What the exercise asks:
Counting only lines that hold "dari", give the total and nothing more.

Data rows:

= = = = =

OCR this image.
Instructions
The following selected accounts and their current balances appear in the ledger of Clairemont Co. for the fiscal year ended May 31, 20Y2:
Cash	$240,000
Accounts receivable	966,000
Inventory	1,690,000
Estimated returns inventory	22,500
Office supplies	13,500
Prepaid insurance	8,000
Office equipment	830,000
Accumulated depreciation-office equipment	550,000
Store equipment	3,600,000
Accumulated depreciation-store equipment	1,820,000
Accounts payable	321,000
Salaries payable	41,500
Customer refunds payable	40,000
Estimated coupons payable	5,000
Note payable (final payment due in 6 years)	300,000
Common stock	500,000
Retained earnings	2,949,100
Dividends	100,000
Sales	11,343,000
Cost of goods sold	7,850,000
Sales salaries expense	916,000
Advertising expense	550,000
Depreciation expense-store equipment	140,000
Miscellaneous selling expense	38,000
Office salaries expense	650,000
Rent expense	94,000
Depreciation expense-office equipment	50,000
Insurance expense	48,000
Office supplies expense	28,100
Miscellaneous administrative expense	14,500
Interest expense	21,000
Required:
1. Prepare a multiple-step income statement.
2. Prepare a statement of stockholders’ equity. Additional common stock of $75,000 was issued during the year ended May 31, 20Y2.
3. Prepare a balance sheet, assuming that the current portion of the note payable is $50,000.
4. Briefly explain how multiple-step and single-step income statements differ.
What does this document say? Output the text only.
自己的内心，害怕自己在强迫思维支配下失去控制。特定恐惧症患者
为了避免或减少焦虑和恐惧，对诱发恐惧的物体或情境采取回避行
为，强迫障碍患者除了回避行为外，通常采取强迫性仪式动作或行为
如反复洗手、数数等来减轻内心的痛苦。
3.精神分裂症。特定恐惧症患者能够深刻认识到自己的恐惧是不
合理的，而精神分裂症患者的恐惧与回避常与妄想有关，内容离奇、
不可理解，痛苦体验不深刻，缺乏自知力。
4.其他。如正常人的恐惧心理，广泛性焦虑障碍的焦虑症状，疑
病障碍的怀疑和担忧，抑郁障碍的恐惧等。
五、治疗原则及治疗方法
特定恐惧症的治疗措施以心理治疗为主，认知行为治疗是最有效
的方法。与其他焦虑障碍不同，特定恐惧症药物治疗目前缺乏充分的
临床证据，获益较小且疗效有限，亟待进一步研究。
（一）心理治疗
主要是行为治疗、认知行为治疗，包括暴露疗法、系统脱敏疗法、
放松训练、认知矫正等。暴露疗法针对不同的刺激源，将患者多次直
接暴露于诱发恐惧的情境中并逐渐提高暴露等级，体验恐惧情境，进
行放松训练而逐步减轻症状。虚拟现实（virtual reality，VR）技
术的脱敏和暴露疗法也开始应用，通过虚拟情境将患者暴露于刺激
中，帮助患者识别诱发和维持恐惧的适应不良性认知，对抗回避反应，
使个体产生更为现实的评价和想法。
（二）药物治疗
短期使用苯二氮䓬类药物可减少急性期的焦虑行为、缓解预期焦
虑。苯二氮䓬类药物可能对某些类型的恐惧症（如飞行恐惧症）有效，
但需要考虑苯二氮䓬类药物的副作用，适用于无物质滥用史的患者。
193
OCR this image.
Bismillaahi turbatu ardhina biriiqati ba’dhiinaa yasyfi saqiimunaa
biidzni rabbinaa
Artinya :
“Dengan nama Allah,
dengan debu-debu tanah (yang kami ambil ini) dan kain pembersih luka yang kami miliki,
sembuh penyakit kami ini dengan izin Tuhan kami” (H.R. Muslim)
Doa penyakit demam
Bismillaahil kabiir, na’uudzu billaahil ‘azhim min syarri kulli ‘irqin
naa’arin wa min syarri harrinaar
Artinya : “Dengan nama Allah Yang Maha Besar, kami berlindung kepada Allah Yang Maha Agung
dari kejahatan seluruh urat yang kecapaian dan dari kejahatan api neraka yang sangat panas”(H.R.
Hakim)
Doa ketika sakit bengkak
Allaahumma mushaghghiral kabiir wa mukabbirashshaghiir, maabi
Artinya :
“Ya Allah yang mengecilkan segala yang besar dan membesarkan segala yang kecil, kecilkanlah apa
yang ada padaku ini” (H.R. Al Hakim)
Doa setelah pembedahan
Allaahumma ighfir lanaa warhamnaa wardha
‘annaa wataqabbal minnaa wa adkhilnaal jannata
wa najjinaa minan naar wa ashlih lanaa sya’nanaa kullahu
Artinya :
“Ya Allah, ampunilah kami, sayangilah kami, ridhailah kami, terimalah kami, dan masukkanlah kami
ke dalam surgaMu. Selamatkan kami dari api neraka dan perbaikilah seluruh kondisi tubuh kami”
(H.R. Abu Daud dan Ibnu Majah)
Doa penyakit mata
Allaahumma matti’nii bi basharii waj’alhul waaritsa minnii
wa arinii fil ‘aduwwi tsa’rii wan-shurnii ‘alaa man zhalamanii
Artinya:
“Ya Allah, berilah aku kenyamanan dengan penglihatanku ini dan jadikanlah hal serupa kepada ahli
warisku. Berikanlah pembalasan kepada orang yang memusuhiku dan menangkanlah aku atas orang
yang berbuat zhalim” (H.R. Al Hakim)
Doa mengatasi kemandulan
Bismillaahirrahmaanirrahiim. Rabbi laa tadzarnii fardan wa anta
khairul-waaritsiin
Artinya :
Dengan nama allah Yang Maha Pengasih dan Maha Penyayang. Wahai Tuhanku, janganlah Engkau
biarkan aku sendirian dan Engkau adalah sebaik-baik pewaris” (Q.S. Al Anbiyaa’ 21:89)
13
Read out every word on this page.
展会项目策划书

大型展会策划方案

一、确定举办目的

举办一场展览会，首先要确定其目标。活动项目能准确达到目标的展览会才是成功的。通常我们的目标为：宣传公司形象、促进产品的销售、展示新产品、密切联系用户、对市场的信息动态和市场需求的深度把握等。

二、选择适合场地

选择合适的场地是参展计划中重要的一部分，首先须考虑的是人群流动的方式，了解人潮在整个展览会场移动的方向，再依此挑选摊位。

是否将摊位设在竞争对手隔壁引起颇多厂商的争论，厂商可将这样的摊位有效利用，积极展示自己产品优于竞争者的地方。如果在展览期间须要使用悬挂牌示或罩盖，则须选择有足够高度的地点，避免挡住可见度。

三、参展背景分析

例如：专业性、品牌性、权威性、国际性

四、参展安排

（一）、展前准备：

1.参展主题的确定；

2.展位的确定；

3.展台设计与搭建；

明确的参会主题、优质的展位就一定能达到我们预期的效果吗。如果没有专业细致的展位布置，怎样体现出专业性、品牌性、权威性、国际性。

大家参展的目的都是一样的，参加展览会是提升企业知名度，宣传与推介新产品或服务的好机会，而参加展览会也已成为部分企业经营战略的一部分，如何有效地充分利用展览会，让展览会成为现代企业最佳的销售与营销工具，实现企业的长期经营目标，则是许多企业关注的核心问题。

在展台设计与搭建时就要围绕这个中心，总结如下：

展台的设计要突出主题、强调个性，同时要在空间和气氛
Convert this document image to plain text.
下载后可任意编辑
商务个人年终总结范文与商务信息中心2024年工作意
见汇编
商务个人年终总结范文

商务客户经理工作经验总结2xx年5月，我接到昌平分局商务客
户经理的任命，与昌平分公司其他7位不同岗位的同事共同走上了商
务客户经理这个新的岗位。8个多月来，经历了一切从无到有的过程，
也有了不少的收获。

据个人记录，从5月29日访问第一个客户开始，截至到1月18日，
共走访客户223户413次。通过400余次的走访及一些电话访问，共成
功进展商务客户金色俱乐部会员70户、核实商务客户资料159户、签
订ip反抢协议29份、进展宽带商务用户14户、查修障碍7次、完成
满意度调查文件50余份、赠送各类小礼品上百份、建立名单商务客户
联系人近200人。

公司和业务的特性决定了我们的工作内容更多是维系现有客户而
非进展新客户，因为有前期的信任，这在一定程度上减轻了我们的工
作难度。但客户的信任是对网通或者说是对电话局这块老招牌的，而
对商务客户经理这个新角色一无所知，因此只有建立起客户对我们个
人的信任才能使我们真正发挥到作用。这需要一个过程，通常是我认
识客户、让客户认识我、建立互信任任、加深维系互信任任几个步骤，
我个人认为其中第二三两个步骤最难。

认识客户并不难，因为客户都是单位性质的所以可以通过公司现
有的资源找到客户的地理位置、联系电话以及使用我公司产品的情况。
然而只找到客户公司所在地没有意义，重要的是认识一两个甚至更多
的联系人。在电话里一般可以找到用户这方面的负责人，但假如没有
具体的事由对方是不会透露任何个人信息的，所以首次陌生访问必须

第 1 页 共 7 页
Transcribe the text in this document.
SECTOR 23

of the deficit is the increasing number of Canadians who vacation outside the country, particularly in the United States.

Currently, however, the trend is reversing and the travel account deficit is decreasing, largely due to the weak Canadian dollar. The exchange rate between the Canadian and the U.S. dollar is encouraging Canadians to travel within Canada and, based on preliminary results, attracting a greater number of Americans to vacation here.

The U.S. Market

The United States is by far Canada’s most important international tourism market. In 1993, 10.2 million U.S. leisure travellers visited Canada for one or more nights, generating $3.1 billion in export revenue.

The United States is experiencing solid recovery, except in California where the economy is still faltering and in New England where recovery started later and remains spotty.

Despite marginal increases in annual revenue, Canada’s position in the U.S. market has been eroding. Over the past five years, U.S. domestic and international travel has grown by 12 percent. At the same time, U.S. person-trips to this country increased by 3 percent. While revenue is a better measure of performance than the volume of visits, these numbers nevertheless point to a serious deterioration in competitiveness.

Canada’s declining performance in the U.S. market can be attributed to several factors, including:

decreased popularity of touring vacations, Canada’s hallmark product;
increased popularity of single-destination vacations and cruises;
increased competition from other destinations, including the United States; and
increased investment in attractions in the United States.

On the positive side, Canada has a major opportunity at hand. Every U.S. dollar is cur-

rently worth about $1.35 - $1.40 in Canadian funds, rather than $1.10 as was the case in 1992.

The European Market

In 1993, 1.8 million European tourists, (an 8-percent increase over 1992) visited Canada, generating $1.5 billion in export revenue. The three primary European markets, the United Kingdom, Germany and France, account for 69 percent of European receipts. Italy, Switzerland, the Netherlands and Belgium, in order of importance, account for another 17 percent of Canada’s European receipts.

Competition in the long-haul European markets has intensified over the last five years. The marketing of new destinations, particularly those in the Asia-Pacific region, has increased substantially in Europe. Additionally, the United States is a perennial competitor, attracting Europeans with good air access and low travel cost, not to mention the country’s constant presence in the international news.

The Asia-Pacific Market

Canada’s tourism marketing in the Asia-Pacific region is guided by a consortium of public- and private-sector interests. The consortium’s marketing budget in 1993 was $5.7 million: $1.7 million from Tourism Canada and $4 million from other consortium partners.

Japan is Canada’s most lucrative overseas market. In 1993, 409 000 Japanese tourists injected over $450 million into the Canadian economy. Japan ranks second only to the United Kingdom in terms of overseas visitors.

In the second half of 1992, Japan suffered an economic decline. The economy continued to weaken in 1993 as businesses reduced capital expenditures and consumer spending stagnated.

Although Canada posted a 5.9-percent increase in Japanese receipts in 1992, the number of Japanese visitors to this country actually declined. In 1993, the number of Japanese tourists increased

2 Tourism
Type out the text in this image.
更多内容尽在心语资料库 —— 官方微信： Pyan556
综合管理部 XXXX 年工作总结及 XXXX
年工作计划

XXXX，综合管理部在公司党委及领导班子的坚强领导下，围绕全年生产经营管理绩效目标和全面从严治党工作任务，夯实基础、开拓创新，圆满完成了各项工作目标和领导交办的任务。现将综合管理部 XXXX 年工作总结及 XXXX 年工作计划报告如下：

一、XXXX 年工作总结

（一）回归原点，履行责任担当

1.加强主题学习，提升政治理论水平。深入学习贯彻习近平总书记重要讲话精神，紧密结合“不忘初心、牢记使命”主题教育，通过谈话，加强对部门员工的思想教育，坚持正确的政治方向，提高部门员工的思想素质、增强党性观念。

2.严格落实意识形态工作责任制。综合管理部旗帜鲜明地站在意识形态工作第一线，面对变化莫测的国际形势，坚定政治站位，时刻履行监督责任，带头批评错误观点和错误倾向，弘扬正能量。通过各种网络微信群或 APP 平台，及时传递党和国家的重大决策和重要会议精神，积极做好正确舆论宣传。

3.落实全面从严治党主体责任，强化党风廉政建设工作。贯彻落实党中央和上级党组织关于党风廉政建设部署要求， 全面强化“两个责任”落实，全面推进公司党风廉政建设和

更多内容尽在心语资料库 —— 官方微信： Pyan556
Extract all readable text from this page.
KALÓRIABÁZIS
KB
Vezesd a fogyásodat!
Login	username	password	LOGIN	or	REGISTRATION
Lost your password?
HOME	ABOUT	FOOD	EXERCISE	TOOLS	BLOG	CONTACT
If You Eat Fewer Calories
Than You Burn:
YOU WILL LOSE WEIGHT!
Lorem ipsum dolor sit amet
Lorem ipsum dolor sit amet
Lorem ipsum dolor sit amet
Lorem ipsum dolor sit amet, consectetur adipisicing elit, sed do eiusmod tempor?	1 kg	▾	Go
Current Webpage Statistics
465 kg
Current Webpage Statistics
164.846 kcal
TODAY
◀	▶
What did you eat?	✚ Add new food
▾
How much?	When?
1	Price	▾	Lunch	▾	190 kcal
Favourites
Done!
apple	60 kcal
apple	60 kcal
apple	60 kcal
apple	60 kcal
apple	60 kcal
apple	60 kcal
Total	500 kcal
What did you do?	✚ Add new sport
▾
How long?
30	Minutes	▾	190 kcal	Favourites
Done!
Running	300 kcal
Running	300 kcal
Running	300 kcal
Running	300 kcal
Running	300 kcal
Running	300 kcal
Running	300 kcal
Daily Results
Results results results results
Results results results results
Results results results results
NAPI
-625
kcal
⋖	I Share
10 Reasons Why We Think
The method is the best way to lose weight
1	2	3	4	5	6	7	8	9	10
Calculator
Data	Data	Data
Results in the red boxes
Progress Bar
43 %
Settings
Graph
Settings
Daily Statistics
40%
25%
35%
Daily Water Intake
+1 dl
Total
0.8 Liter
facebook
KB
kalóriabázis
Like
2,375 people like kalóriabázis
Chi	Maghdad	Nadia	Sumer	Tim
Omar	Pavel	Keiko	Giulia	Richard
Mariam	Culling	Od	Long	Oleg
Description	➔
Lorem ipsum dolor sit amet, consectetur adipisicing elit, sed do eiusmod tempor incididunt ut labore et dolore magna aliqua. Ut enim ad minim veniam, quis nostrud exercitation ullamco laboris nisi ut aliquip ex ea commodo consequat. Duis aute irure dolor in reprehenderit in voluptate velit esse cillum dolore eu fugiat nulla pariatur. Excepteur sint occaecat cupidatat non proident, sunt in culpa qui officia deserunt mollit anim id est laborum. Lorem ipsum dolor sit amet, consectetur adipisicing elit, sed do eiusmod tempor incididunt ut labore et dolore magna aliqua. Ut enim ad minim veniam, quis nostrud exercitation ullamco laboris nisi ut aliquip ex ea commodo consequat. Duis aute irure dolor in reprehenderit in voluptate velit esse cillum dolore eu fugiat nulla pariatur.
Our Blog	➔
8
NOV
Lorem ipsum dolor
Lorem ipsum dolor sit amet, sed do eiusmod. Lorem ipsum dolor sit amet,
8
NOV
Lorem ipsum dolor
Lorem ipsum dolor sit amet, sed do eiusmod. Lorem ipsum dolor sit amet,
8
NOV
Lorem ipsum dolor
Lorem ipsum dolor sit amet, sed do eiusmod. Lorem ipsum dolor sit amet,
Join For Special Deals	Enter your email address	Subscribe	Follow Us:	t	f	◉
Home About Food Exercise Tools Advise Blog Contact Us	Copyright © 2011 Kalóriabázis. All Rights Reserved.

= = = = =

Expected answer:
2